Given task 1:
In the listing, change "Platform" to "Device" in every line from the start of the listing through the line holding "choice-label: 3. Core", inclusive, and leave everything else in those lines as it is. Give back only those lines.

Given passage:
--- BEGIN ---
Tuesday, August 5, 2008

It's the Stupid, Economy

I read stories about our economic woes in every morning's papers. Everything costs more than it did a year ago, it's a bear market, we're in a recession, blah, blah, blah. Besides annoyance every time I fill my tank, I don't really notice many changes in or around me. My friends and I are all living our lives just the same as we have been; no one has been laid off, no one is entering foreclosure, no one is eating cat food. It took a weekend at the shore to really see the economic downturn in action.

On the macro level, boom and bust were evident everywhere in Wildwood. I have no prior knowledge of the island, but the remnants of the recent housing boom were readily observable. It was clear that the Wildwoods were a working-class resort; most of the housing consisted of modest beach cottages. Many of those cottages had been recently renovated; many of them had been torn down and replaced with larger structures: long, narrow, three or four story multi-unit condos. I didn't walk down a single block that didn't feature a plethora of "For Sale" or "For Rent" signs. Had I awakened yesterday morning with a sudden desire to rent a house or a condo and stay for the week, I could have had my choice of rentals. Investment in Wildwood real estate had clearly been rampant for at least several years, and those investments were now clearly lying fallow.

Had I driven down Friday on a whim, I also could have had my choice of motel rooms for the weekend. Driving around Friday night, a "No Vacancy" sign was the aberration, not the norm. The motels that had vacancies weren't those on the bay, or four blocks from the beach, or those that looked sketchy. Even oceanfront motels had vacancies aplenty. From what I can tell Wildwood is not an expensive resort. An efficiency suite that sleeps four at an oceanfront motel, with balcony with ocean view, went for $195 a night in this, the high season. The number of vacancies would seem to indicate that even a weekend at a beach less than a tank of gas away is beyond the reach of many this summer.
--- END ---
Given task 2:
According to the post about Wildwood, what did an oceanfront efficiency suite that sleeps four cost per night in the high season?

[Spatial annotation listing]
--- BEGIN ---
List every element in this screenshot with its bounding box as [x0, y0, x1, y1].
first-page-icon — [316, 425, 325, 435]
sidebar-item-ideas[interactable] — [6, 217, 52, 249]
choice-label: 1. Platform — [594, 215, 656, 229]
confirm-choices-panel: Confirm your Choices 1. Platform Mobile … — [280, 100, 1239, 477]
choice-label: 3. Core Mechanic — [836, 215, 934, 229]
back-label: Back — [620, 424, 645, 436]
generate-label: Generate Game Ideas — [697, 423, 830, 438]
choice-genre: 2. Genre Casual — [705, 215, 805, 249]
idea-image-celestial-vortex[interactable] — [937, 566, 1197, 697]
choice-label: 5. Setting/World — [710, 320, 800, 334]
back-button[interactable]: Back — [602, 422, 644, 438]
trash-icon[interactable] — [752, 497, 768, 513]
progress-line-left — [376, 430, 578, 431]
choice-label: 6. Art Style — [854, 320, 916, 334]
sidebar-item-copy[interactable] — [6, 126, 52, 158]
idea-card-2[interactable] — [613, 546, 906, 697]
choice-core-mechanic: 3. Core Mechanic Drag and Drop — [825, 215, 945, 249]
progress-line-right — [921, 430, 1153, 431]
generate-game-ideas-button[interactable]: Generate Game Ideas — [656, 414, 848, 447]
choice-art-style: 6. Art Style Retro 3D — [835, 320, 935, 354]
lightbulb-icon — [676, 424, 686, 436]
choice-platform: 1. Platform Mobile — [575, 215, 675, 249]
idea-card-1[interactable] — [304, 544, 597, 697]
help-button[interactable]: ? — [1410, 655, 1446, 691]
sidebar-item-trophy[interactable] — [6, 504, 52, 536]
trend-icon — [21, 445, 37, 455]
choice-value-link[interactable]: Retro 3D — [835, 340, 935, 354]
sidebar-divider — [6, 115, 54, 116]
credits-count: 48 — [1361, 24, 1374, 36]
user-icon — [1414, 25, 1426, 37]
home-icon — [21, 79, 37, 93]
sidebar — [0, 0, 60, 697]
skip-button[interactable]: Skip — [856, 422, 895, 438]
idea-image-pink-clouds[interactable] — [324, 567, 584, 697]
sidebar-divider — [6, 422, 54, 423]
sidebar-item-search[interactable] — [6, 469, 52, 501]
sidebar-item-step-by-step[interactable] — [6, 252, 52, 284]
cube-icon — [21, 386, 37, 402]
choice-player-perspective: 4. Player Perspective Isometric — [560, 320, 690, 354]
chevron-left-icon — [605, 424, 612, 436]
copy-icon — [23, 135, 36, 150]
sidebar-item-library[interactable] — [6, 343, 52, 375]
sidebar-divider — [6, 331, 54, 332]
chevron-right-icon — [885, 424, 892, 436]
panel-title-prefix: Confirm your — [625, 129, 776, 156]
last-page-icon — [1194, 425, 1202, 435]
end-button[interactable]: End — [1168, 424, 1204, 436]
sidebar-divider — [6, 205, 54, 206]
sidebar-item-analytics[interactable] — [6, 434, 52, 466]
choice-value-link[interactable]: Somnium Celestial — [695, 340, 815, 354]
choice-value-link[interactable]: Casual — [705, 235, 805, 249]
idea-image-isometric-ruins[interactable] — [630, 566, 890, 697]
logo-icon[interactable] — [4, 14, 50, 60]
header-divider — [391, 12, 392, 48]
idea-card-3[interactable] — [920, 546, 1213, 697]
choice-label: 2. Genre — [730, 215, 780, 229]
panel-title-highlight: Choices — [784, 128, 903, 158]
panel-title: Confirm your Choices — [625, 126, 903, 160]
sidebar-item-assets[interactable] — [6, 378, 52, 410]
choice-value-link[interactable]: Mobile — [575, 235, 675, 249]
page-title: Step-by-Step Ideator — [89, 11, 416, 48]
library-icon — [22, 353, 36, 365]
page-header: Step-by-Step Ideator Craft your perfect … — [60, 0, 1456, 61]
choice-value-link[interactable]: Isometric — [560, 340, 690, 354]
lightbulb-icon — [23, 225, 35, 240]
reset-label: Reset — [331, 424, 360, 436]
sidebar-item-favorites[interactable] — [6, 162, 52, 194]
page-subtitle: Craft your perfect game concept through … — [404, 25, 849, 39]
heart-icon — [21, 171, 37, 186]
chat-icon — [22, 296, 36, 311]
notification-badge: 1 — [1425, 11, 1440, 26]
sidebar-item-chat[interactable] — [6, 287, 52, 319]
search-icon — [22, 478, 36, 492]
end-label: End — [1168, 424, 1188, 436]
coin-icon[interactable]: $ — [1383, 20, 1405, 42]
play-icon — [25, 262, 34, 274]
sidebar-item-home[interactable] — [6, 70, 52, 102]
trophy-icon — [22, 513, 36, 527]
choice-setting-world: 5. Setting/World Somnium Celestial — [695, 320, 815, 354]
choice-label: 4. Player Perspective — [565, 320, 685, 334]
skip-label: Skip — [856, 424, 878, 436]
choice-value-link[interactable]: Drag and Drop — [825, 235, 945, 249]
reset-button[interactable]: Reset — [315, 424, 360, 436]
--- END ---
Task result 1:
List every element in this screenshot with its bounding box as [x0, y0, x1, y1].
first-page-icon — [316, 425, 325, 435]
sidebar-item-ideas[interactable] — [6, 217, 52, 249]
choice-label: 1. Device — [594, 215, 656, 229]
confirm-choices-panel: Confirm your Choices 1. Device Mobile … — [280, 100, 1239, 477]
choice-label: 3. Core Mechanic — [836, 215, 934, 229]

Task result 2:
It cost $195 a night.